▸ YOUR INSTRUCTIONS: All entries must be extracted exactly, with nothing added or dropped.

(Collected data)

═══

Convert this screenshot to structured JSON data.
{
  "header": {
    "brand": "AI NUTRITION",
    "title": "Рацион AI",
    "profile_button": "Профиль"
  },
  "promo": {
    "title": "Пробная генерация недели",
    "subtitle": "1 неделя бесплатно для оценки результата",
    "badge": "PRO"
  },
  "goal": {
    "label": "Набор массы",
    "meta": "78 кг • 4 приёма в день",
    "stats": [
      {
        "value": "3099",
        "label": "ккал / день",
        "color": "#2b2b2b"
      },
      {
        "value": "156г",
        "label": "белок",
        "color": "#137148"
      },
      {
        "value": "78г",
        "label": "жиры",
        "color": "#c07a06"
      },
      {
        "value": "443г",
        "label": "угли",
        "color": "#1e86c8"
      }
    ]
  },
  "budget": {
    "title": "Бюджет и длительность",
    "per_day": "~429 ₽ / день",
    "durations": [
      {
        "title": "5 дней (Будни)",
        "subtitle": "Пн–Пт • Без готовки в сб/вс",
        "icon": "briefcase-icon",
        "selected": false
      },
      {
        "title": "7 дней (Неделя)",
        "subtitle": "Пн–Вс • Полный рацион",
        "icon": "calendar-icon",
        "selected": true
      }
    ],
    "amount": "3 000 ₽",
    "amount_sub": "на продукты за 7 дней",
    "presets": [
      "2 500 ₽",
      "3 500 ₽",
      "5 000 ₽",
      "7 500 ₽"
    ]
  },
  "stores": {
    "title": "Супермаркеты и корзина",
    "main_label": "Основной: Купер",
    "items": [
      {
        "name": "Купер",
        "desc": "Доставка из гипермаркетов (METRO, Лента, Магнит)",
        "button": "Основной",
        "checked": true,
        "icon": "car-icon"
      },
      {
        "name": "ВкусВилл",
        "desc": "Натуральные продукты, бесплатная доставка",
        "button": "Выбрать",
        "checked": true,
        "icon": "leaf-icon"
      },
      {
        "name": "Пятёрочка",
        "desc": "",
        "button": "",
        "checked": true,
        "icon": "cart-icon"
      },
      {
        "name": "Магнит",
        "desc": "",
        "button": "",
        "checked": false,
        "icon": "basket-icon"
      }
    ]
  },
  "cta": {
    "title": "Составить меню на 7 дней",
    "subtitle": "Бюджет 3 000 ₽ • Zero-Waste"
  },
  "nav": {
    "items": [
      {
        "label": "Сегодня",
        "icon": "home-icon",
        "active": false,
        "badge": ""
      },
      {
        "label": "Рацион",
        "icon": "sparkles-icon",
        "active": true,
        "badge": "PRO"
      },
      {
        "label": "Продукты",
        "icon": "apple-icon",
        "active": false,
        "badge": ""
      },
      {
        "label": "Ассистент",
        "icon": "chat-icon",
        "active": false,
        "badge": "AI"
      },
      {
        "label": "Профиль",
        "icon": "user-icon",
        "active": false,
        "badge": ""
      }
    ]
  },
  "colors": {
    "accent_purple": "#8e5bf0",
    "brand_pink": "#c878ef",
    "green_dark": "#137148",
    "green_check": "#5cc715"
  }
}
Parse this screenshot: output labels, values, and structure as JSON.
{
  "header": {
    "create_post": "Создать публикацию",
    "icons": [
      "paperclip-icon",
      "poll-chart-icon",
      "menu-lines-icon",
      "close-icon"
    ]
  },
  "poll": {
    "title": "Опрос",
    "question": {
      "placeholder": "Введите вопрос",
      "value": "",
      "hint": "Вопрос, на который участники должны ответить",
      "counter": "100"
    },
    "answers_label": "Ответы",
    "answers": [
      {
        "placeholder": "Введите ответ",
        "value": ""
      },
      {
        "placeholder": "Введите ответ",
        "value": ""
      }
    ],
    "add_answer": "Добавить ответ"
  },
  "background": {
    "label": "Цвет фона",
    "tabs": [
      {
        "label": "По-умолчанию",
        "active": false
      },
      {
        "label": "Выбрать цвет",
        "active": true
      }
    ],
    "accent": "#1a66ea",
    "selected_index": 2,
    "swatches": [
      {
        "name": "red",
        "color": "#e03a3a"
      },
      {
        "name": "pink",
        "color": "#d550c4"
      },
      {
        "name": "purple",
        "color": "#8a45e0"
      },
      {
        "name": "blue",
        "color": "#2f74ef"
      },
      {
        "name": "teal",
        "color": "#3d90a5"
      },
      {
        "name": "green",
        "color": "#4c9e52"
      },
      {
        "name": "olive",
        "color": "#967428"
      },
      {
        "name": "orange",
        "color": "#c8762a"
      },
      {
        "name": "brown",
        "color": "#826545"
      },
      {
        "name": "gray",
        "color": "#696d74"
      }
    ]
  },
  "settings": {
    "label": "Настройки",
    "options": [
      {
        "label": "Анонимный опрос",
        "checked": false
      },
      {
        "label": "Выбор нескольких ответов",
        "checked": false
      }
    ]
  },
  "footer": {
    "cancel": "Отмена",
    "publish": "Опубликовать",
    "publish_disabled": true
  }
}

═══

▸ TASK ANSWER:
Convert this screenshot to structured JSON data.
{
  "header": {
    "brand": "AI NUTRITION",
    "title": "Рацион AI",
    "profile_button": "Профиль"
  },
  "promo": {
    "title": "Пробная генерация недели",
    "subtitle": "1 неделя бесплатно для оценки результата",
    "badge": "PRO"
  },
  "goal": {
    "label": "Набор массы",
    "meta": "78 кг • 4 приёма в день",
    "stats": [
      {
        "value": "3099",
        "label": "ккал / день",
        "color": "#2b2b2b"
      },
      {
        "value": "156г",
        "label": "белок",
        "color": "#137148"
      },
      {
        "value": "78г",
        "label": "жиры",
        "color": "#c07a06"
      },
      {
        "value": "443г",
        "label": "угли",
        "color": "#1e86c8"
      }
    ]
  },
  "budget": {
    "title": "Бюджет и длительность",
    "per_day": "~429 ₽ / день",
    "durations": [
      {
        "title": "5 дней (Будни)",
        "subtitle": "Пн–Пт • Без готовки в сб/вс",
        "icon": "briefcase-icon",
        "selected": false
      },
      {
        "title": "7 дней (Неделя)",
        "subtitle": "Пн–Вс • Полный рацион",
        "icon": "calendar-icon",
        "selected": true
      }
    ],
    "amount": "3 000 ₽",
    "amount_sub": "на продукты за 7 дней",
    "presets": [
      "2 500 ₽",
      "3 500 ₽",
      "5 000 ₽",
      "7 500 ₽"
    ]
  },
  "stores": {
    "title": "Супермаркеты и корзина",
    "main_label": "Основной: Купер",
    "items": [
      {
        "name": "Купер",
        "desc": "Доставка из гипермаркетов (METRO, Лента, Магнит)",
        "button": "Основной",
        "checked": true,
        "icon": "car-icon"
      },
      {
        "name": "ВкусВилл",
        "desc": "Натуральные продукты, бесплатная доставка",
        "button": "Выбрать",
        "checked": true,
        "icon": "leaf-icon"
      },
      {
        "name": "Пятёрочка",
        "desc": "",
        "button": "",
        "checked": true,
        "icon": "cart-icon"
      },
      {
        "name": "Магнит",
        "desc": "",
        "button": "",
        "checked": false,
        "icon": "basket-icon"
      }
    ]
  },
  "cta": {
    "title": "Составить меню на 7 дней",
    "subtitle": "Бюджет 3 000 ₽ • Zero-Waste"
  },
  "nav": {
    "items": [
      {
        "label": "Сегодня",
        "icon": "home-icon",
        "active": false,
        "badge": ""
      },
      {
        "label": "Рацион",
        "icon": "sparkles-icon",
        "active": true,
        "badge": "PRO"
      },
      {
        "label": "Продукты",
        "icon": "apple-icon",
        "active": false,
        "badge": ""
      },
      {
        "label": "Ассистент",
        "icon": "chat-icon",
        "active": false,
        "badge": "AI"
      },
      {
        "label": "Профиль",
        "icon": "user-icon",
        "active": false,
        "badge": ""
      }
    ]
  },
  "colors": {
    "accent_purple": "#8e5bf0",
    "brand_pink": "#c878ef",
    "green_dark": "#137148",
    "green_check": "#5cc715"
  }
}
Parse this screenshot: output labels, values, and structure as JSON.
{
  "header": {
    "create_post": "Создать публикацию",
    "icons": [
      "paperclip-icon",
      "poll-chart-icon",
      "menu-lines-icon",
      "close-icon"
    ]
  },
  "poll": {
    "title": "Опрос",
    "question": {
      "placeholder": "Введите вопрос",
      "value": "",
      "hint": "Вопрос, на который участники должны ответить",
      "counter": "100"
    },
    "answers_label": "Ответы",
    "answers": [
      {
        "placeholder": "Введите ответ",
        "value": ""
      },
      {
        "placeholder": "Введите ответ",
        "value": ""
      }
    ],
    "add_answer": "Добавить ответ"
  },
  "background": {
    "label": "Цвет фона",
    "tabs": [
      {
        "label": "По-умолчанию",
        "active": false
      },
      {
        "label": "Выбрать цвет",
        "active": true
      }
    ],
    "accent": "#1a66ea",
    "selected_index": 2,
    "swatches": [
      {
        "name": "red",
        "color": "#e03a3a"
      },
      {
        "name": "pink",
        "color": "#d550c4"
      },
      {
        "name": "purple",
        "color": "#8a45e0"
      },
      {
        "name": "blue",
        "color": "#2f74ef"
      },
      {
        "name": "teal",
        "color": "#3d90a5"
      },
      {
        "name": "green",
        "color": "#4c9e52"
      },
      {
        "name": "olive",
        "color": "#967428"
      },
      {
        "name": "orange",
        "color": "#c8762a"
      },
      {
        "name": "brown",
        "color": "#826545"
      },
      {
        "name": "gray",
        "color": "#696d74"
      }
    ]
  },
  "settings": {
    "label": "Настройки",
    "options": [
      {
        "label": "Анонимный опрос",
        "checked": false
      },
      {
        "label": "Выбор нескольких ответов",
        "checked": false
      }
    ]
  },
  "footer": {
    "cancel": "Отмена",
    "publish": "Опубликовать",
    "publish_disabled": true
  }
}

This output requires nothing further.